> [WRITTEN EXERCISE] Copy each line below exactly and leave the pictures out.

[Figure content listings]
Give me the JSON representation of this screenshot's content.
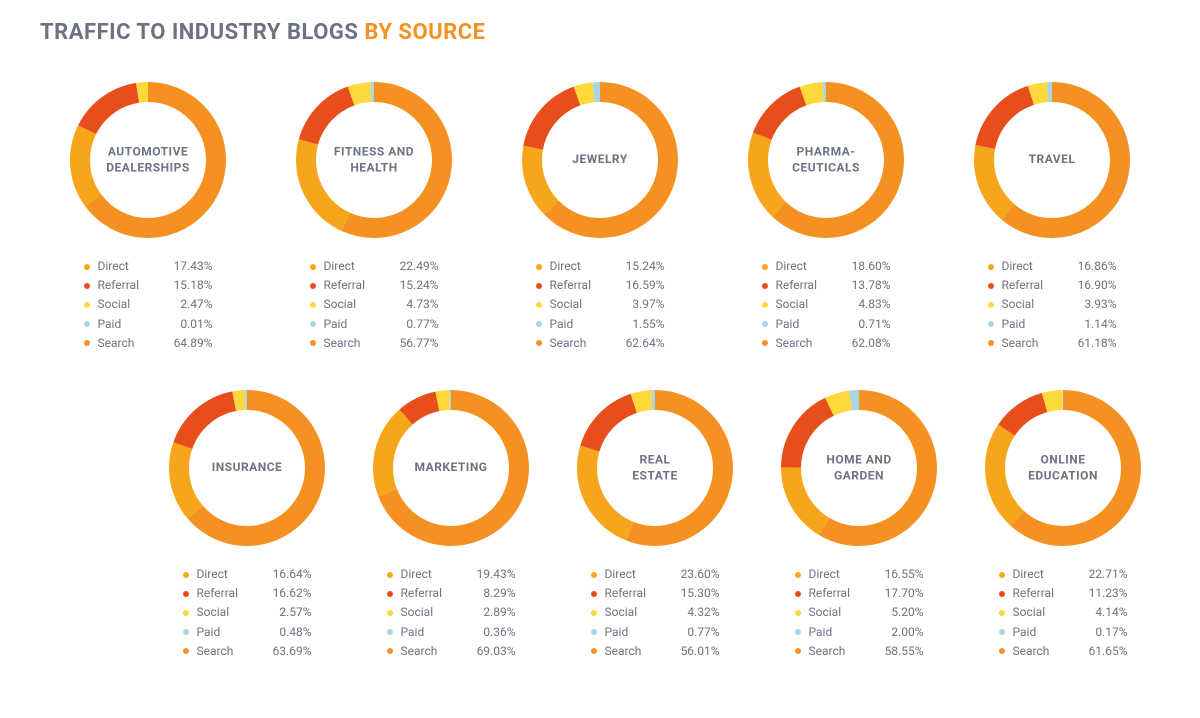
{
  "title_part1": "TRAFFIC TO INDUSTRY BLOGS ",
  "title_part2": "BY SOURCE",
  "colors": {
    "direct": "#f7a61b",
    "referral": "#e84e1b",
    "social": "#ffd93b",
    "paid": "#a9d6e5",
    "search": "#f59120",
    "text": "#6b7280",
    "background": "#ffffff"
  },
  "donut": {
    "outer_radius": 78,
    "stroke_width": 20,
    "start_angle_deg": -90
  },
  "sources": [
    {
      "key": "direct",
      "label": "Direct"
    },
    {
      "key": "referral",
      "label": "Referral"
    },
    {
      "key": "social",
      "label": "Social"
    },
    {
      "key": "paid",
      "label": "Paid"
    },
    {
      "key": "search",
      "label": "Search"
    }
  ],
  "industries_row1": [
    {
      "name": "AUTOMOTIVE DEALERSHIPS",
      "values": {
        "direct": 17.43,
        "referral": 15.18,
        "social": 2.47,
        "paid": 0.01,
        "search": 64.89
      }
    },
    {
      "name": "FITNESS AND HEALTH",
      "values": {
        "direct": 22.49,
        "referral": 15.24,
        "social": 4.73,
        "paid": 0.77,
        "search": 56.77
      }
    },
    {
      "name": "JEWELRY",
      "values": {
        "direct": 15.24,
        "referral": 16.59,
        "social": 3.97,
        "paid": 1.55,
        "search": 62.64
      }
    },
    {
      "name": "PHARMA-\nCEUTICALS",
      "values": {
        "direct": 18.6,
        "referral": 13.78,
        "social": 4.83,
        "paid": 0.71,
        "search": 62.08
      }
    },
    {
      "name": "TRAVEL",
      "values": {
        "direct": 16.86,
        "referral": 16.9,
        "social": 3.93,
        "paid": 1.14,
        "search": 61.18
      }
    }
  ],
  "industries_row2": [
    {
      "name": "INSURANCE",
      "values": {
        "direct": 16.64,
        "referral": 16.62,
        "social": 2.57,
        "paid": 0.48,
        "search": 63.69
      }
    },
    {
      "name": "MARKETING",
      "values": {
        "direct": 19.43,
        "referral": 8.29,
        "social": 2.89,
        "paid": 0.36,
        "search": 69.03
      }
    },
    {
      "name": "REAL ESTATE",
      "values": {
        "direct": 23.6,
        "referral": 15.3,
        "social": 4.32,
        "paid": 0.77,
        "search": 56.01
      }
    },
    {
      "name": "HOME AND GARDEN",
      "values": {
        "direct": 16.55,
        "referral": 17.7,
        "social": 5.2,
        "paid": 2.0,
        "search": 58.55
      }
    },
    {
      "name": "ONLINE EDUCATION",
      "values": {
        "direct": 22.71,
        "referral": 11.23,
        "social": 4.14,
        "paid": 0.17,
        "search": 61.65
      }
    }
  ]
}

> [SOLVED PROBLEM]
Give me the JSON representation of this screenshot's content.
{
  "title_part1": "TRAFFIC TO INDUSTRY BLOGS ",
  "title_part2": "BY SOURCE",
  "colors": {
    "direct": "#f7a61b",
    "referral": "#e84e1b",
    "social": "#ffd93b",
    "paid": "#a9d6e5",
    "search": "#f59120",
    "text": "#6b7280",
    "background": "#ffffff"
  },
  "donut": {
    "outer_radius": 78,
    "stroke_width": 20,
    "start_angle_deg": -90
  },
  "sources": [
    {
      "key": "direct",
      "label": "Direct"
    },
    {
      "key": "referral",
      "label": "Referral"
    },
    {
      "key": "social",
      "label": "Social"
    },
    {
      "key": "paid",
      "label": "Paid"
    },
    {
      "key": "search",
      "label": "Search"
    }
  ],
  "industries_row1": [
    {
      "name": "AUTOMOTIVE DEALERSHIPS",
      "values": {
        "direct": 17.43,
        "referral": 15.18,
        "social": 2.47,
        "paid": 0.01,
        "search": 64.89
      }
    },
    {
      "name": "FITNESS AND HEALTH",
      "values": {
        "direct": 22.49,
        "referral": 15.24,
        "social": 4.73,
        "paid": 0.77,
        "search": 56.77
      }
    },
    {
      "name": "JEWELRY",
      "values": {
        "direct": 15.24,
        "referral": 16.59,
        "social": 3.97,
        "paid": 1.55,
        "search": 62.64
      }
    },
    {
      "name": "PHARMA-\nCEUTICALS",
      "values": {
        "direct": 18.6,
        "referral": 13.78,
        "social": 4.83,
        "paid": 0.71,
        "search": 62.08
      }
    },
    {
      "name": "TRAVEL",
      "values": {
        "direct": 16.86,
        "referral": 16.9,
        "social": 3.93,
        "paid": 1.14,
        "search": 61.18
      }
    }
  ],
  "industries_row2": [
    {
      "name": "INSURANCE",
      "values": {
        "direct": 16.64,
        "referral": 16.62,
        "social": 2.57,
        "paid": 0.48,
        "search": 63.69
      }
    },
    {
      "name": "MARKETING",
      "values": {
        "direct": 19.43,
        "referral": 8.29,
        "social": 2.89,
        "paid": 0.36,
        "search": 69.03
      }
    },
    {
      "name": "REAL ESTATE",
      "values": {
        "direct": 23.6,
        "referral": 15.3,
        "social": 4.32,
        "paid": 0.77,
        "search": 56.01
      }
    },
    {
      "name": "HOME AND GARDEN",
      "values": {
        "direct": 16.55,
        "referral": 17.7,
        "social": 5.2,
        "paid": 2.0,
        "search": 58.55
      }
    },
    {
      "name": "ONLINE EDUCATION",
      "values": {
        "direct": 22.71,
        "referral": 11.23,
        "social": 4.14,
        "paid": 0.17,
        "search": 61.65
      }
    }
  ]
}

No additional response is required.